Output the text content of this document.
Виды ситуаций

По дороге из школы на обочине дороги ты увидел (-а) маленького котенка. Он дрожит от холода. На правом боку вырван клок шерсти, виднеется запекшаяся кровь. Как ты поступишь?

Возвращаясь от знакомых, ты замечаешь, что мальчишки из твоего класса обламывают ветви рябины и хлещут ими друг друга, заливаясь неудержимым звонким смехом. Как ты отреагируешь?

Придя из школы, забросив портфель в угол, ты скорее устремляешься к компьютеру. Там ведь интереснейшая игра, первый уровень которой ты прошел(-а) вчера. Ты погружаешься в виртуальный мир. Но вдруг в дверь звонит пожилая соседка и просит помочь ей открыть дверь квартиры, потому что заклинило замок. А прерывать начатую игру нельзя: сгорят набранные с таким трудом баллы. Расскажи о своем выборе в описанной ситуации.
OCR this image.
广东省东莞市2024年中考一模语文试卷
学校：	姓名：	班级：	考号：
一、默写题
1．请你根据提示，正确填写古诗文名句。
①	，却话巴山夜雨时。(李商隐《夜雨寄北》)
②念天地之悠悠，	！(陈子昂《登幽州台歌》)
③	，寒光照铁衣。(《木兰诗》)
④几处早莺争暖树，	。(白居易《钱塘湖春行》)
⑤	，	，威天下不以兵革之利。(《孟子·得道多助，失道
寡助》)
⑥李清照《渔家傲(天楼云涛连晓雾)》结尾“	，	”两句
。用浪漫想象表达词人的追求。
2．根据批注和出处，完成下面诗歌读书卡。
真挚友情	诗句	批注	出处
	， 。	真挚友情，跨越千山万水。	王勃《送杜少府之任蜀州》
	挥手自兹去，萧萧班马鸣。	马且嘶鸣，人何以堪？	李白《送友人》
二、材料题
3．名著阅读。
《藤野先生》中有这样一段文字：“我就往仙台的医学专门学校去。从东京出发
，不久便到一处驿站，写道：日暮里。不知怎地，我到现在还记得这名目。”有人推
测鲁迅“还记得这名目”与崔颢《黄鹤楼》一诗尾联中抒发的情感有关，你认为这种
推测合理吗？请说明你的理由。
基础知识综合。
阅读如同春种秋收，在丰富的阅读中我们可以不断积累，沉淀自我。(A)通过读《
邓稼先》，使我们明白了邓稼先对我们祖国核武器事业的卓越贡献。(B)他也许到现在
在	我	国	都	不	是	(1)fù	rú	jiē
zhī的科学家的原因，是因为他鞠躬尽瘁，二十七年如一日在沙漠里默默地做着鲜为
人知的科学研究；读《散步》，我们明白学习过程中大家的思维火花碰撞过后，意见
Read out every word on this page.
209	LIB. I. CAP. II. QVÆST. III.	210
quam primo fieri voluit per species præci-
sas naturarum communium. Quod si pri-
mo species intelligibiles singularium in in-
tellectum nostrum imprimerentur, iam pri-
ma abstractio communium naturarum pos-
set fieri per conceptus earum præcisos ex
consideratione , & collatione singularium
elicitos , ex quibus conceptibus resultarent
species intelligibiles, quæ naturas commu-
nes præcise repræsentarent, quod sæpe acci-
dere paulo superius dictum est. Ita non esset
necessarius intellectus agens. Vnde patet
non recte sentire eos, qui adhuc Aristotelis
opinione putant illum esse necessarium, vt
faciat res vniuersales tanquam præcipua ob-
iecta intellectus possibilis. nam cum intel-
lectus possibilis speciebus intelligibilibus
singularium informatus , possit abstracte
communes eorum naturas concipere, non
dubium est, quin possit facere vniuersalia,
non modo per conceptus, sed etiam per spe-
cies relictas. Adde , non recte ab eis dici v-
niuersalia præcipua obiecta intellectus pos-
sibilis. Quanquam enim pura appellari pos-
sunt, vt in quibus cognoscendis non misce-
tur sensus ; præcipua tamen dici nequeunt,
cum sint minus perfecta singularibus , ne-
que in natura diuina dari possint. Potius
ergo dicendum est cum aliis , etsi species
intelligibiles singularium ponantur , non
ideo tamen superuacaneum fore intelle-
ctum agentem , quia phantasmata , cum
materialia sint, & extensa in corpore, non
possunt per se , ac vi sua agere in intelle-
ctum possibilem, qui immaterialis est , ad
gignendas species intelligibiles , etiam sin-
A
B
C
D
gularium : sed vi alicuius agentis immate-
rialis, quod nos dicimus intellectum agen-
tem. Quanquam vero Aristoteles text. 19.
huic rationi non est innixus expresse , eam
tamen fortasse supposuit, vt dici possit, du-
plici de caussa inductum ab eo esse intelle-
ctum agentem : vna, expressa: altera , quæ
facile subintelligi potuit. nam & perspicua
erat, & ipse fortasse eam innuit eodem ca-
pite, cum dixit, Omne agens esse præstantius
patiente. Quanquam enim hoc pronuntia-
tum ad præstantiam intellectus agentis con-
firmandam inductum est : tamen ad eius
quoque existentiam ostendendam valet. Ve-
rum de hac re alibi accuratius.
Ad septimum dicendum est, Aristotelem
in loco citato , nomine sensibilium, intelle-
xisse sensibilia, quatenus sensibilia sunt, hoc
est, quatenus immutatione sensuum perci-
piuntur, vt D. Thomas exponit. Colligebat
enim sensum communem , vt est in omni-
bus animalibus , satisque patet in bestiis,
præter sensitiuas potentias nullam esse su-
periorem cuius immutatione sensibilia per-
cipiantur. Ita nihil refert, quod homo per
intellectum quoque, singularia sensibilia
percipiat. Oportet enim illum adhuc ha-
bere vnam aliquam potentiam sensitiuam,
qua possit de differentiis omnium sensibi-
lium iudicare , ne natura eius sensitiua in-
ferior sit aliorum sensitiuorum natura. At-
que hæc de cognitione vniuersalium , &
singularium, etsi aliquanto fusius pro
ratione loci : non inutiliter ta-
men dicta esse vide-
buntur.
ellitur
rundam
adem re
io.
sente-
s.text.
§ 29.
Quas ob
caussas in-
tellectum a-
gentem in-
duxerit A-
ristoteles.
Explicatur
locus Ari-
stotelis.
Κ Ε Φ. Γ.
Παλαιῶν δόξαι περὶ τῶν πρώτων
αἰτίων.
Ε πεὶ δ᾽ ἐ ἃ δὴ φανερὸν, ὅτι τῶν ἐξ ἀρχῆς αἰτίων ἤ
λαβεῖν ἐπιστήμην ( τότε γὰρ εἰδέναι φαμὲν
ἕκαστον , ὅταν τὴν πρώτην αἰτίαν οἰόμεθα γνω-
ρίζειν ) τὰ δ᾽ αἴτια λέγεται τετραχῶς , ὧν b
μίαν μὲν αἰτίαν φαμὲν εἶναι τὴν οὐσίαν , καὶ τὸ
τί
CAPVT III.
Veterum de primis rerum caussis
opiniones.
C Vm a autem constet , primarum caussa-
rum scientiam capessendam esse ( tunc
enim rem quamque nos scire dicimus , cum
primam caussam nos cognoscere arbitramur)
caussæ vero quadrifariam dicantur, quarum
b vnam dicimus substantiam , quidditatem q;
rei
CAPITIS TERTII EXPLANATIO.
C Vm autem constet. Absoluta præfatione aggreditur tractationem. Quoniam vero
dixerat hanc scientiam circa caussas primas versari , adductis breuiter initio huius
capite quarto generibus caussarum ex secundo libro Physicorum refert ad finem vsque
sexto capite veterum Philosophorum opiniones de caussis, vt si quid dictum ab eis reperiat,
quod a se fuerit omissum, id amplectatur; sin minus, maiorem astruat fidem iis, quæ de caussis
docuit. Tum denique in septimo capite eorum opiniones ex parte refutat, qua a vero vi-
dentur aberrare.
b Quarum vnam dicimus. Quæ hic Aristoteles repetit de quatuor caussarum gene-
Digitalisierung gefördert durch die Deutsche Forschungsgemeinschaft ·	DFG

◆ ◆ ◆

=== WHAT YOU SHOULD DO ===
Retype every record above exactly as written.

=== SOLUTION FOR THIS EXERCISE ===
Output the text content of this document.
Виды ситуаций

По дороге из школы на обочине дороги ты увидел (-а) маленького котенка. Он дрожит от холода. На правом боку вырван клок шерсти, виднеется запекшаяся кровь. Как ты поступишь?

Возвращаясь от знакомых, ты замечаешь, что мальчишки из твоего класса обламывают ветви рябины и хлещут ими друг друга, заливаясь неудержимым звонким смехом. Как ты отреагируешь?

Придя из школы, забросив портфель в угол, ты скорее устремляешься к компьютеру. Там ведь интереснейшая игра, первый уровень которой ты прошел(-а) вчера. Ты погружаешься в виртуальный мир. Но вдруг в дверь звонит пожилая соседка и просит помочь ей открыть дверь квартиры, потому что заклинило замок. А прерывать начатую игру нельзя: сгорят набранные с таким трудом баллы. Расскажи о своем выборе в описанной ситуации.
OCR this image.
广东省东莞市2024年中考一模语文试卷
学校：	姓名：	班级：	考号：
一、默写题
1．请你根据提示，正确填写古诗文名句。
①	，却话巴山夜雨时。(李商隐《夜雨寄北》)
②念天地之悠悠，	！(陈子昂《登幽州台歌》)
③	，寒光照铁衣。(《木兰诗》)
④几处早莺争暖树，	。(白居易《钱塘湖春行》)
⑤	，	，威天下不以兵革之利。(《孟子·得道多助，失道
寡助》)
⑥李清照《渔家傲(天楼云涛连晓雾)》结尾“	，	”两句
。用浪漫想象表达词人的追求。
2．根据批注和出处，完成下面诗歌读书卡。
真挚友情	诗句	批注	出处
	， 。	真挚友情，跨越千山万水。	王勃《送杜少府之任蜀州》
	挥手自兹去，萧萧班马鸣。	马且嘶鸣，人何以堪？	李白《送友人》
二、材料题
3．名著阅读。
《藤野先生》中有这样一段文字：“我就往仙台的医学专门学校去。从东京出发
，不久便到一处驿站，写道：日暮里。不知怎地，我到现在还记得这名目。”有人推
测鲁迅“还记得这名目”与崔颢《黄鹤楼》一诗尾联中抒发的情感有关，你认为这种
推测合理吗？请说明你的理由。
基础知识综合。
阅读如同春种秋收，在丰富的阅读中我们可以不断积累，沉淀自我。(A)通过读《
邓稼先》，使我们明白了邓稼先对我们祖国核武器事业的卓越贡献。(B)他也许到现在
在	我	国	都	不	是	(1)fù	rú	jiē
zhī的科学家的原因，是因为他鞠躬尽瘁，二十七年如一日在沙漠里默默地做着鲜为
人知的科学研究；读《散步》，我们明白学习过程中大家的思维火花碰撞过后，意见
Read out every word on this page.
209	LIB. I. CAP. II. QVÆST. III.	210
quam primo fieri voluit per species præci-
sas naturarum communium. Quod si pri-
mo species intelligibiles singularium in in-
tellectum nostrum imprimerentur, iam pri-
ma abstractio communium naturarum pos-
set fieri per conceptus earum præcisos ex
consideratione , & collatione singularium
elicitos , ex quibus conceptibus resultarent
species intelligibiles, quæ naturas commu-
nes præcise repræsentarent, quod sæpe acci-
dere paulo superius dictum est. Ita non esset
necessarius intellectus agens. Vnde patet
non recte sentire eos, qui adhuc Aristotelis
opinione putant illum esse necessarium, vt
faciat res vniuersales tanquam præcipua ob-
iecta intellectus possibilis. nam cum intel-
lectus possibilis speciebus intelligibilibus
singularium informatus , possit abstracte
communes eorum naturas concipere, non
dubium est, quin possit facere vniuersalia,
non modo per conceptus, sed etiam per spe-
cies relictas. Adde , non recte ab eis dici v-
niuersalia præcipua obiecta intellectus pos-
sibilis. Quanquam enim pura appellari pos-
sunt, vt in quibus cognoscendis non misce-
tur sensus ; præcipua tamen dici nequeunt,
cum sint minus perfecta singularibus , ne-
que in natura diuina dari possint. Potius
ergo dicendum est cum aliis , etsi species
intelligibiles singularium ponantur , non
ideo tamen superuacaneum fore intelle-
ctum agentem , quia phantasmata , cum
materialia sint, & extensa in corpore, non
possunt per se , ac vi sua agere in intelle-
ctum possibilem, qui immaterialis est , ad
gignendas species intelligibiles , etiam sin-
A
B
C
D
gularium : sed vi alicuius agentis immate-
rialis, quod nos dicimus intellectum agen-
tem. Quanquam vero Aristoteles text. 19.
huic rationi non est innixus expresse , eam
tamen fortasse supposuit, vt dici possit, du-
plici de caussa inductum ab eo esse intelle-
ctum agentem : vna, expressa: altera , quæ
facile subintelligi potuit. nam & perspicua
erat, & ipse fortasse eam innuit eodem ca-
pite, cum dixit, Omne agens esse præstantius
patiente. Quanquam enim hoc pronuntia-
tum ad præstantiam intellectus agentis con-
firmandam inductum est : tamen ad eius
quoque existentiam ostendendam valet. Ve-
rum de hac re alibi accuratius.
Ad septimum dicendum est, Aristotelem
in loco citato , nomine sensibilium, intelle-
xisse sensibilia, quatenus sensibilia sunt, hoc
est, quatenus immutatione sensuum perci-
piuntur, vt D. Thomas exponit. Colligebat
enim sensum communem , vt est in omni-
bus animalibus , satisque patet in bestiis,
præter sensitiuas potentias nullam esse su-
periorem cuius immutatione sensibilia per-
cipiantur. Ita nihil refert, quod homo per
intellectum quoque, singularia sensibilia
percipiat. Oportet enim illum adhuc ha-
bere vnam aliquam potentiam sensitiuam,
qua possit de differentiis omnium sensibi-
lium iudicare , ne natura eius sensitiua in-
ferior sit aliorum sensitiuorum natura. At-
que hæc de cognitione vniuersalium , &
singularium, etsi aliquanto fusius pro
ratione loci : non inutiliter ta-
men dicta esse vide-
buntur.
ellitur
rundam
adem re
io.
sente-
s.text.
§ 29.
Quas ob
caussas in-
tellectum a-
gentem in-
duxerit A-
ristoteles.
Explicatur
locus Ari-
stotelis.
Κ Ε Φ. Γ.
Παλαιῶν δόξαι περὶ τῶν πρώτων
αἰτίων.
Ε πεὶ δ᾽ ἐ ἃ δὴ φανερὸν, ὅτι τῶν ἐξ ἀρχῆς αἰτίων ἤ
λαβεῖν ἐπιστήμην ( τότε γὰρ εἰδέναι φαμὲν
ἕκαστον , ὅταν τὴν πρώτην αἰτίαν οἰόμεθα γνω-
ρίζειν ) τὰ δ᾽ αἴτια λέγεται τετραχῶς , ὧν b
μίαν μὲν αἰτίαν φαμὲν εἶναι τὴν οὐσίαν , καὶ τὸ
τί
CAPVT III.
Veterum de primis rerum caussis
opiniones.
C Vm a autem constet , primarum caussa-
rum scientiam capessendam esse ( tunc
enim rem quamque nos scire dicimus , cum
primam caussam nos cognoscere arbitramur)
caussæ vero quadrifariam dicantur, quarum
b vnam dicimus substantiam , quidditatem q;
rei
CAPITIS TERTII EXPLANATIO.
C Vm autem constet. Absoluta præfatione aggreditur tractationem. Quoniam vero
dixerat hanc scientiam circa caussas primas versari , adductis breuiter initio huius
capite quarto generibus caussarum ex secundo libro Physicorum refert ad finem vsque
sexto capite veterum Philosophorum opiniones de caussis, vt si quid dictum ab eis reperiat,
quod a se fuerit omissum, id amplectatur; sin minus, maiorem astruat fidem iis, quæ de caussis
docuit. Tum denique in septimo capite eorum opiniones ex parte refutat, qua a vero vi-
dentur aberrare.
b Quarum vnam dicimus. Quæ hic Aristoteles repetit de quatuor caussarum gene-
Digitalisierung gefördert durch die Deutsche Forschungsgemeinschaft ·	DFG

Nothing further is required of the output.